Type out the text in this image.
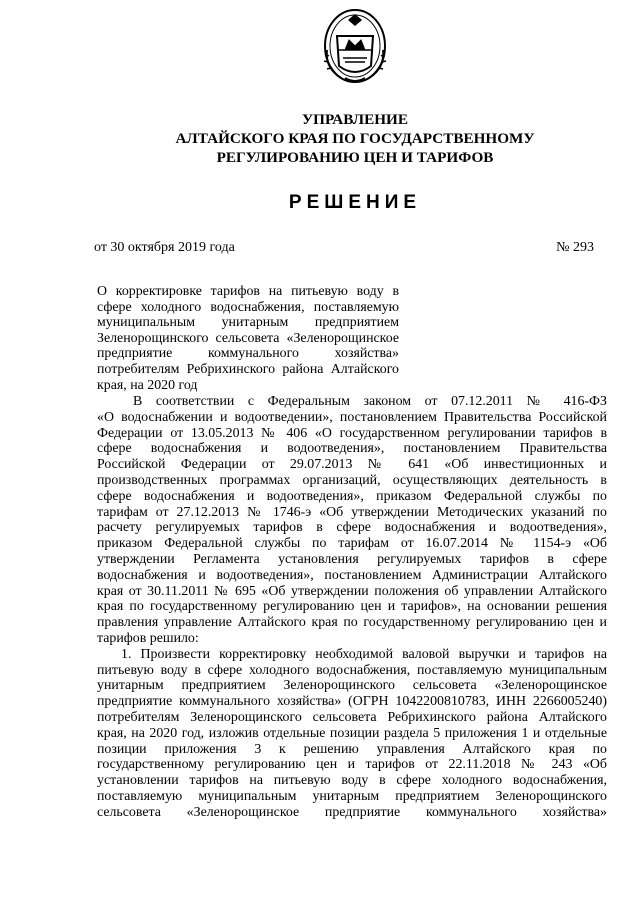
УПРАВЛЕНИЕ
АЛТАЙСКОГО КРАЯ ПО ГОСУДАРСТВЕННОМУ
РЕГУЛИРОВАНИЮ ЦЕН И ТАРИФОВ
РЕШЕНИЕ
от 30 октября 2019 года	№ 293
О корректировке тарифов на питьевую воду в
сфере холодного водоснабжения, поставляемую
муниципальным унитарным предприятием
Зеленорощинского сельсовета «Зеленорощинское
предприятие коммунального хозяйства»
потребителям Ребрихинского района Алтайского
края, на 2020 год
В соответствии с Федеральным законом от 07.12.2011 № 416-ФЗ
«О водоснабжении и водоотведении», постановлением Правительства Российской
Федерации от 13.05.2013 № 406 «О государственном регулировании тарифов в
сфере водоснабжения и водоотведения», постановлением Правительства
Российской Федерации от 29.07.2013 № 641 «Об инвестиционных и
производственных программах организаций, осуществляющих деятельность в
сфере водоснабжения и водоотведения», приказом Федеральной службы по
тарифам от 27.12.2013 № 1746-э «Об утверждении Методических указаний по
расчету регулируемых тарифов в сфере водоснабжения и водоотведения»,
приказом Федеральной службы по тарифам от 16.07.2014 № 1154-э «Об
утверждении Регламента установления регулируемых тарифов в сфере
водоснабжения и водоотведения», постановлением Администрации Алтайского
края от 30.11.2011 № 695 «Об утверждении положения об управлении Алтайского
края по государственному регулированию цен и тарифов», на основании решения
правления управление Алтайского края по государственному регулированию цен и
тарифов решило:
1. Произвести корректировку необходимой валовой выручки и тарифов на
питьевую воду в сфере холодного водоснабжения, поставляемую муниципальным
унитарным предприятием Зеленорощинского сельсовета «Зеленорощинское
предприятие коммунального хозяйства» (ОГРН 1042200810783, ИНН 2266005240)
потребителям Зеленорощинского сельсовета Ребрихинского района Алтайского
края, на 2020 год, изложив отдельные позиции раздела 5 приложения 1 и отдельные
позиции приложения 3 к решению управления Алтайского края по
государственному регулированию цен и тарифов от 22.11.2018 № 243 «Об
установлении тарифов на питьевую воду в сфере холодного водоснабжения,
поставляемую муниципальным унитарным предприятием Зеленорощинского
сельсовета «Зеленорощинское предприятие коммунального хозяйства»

---

[WRITTEN REQUEST]
List all lines above in which the string "регулируемых" appears.

[FULL OUTPUT]
расчету регулируемых тарифов в сфере водоснабжения и водоотведения»,
утверждении Регламента установления регулируемых тарифов в сфере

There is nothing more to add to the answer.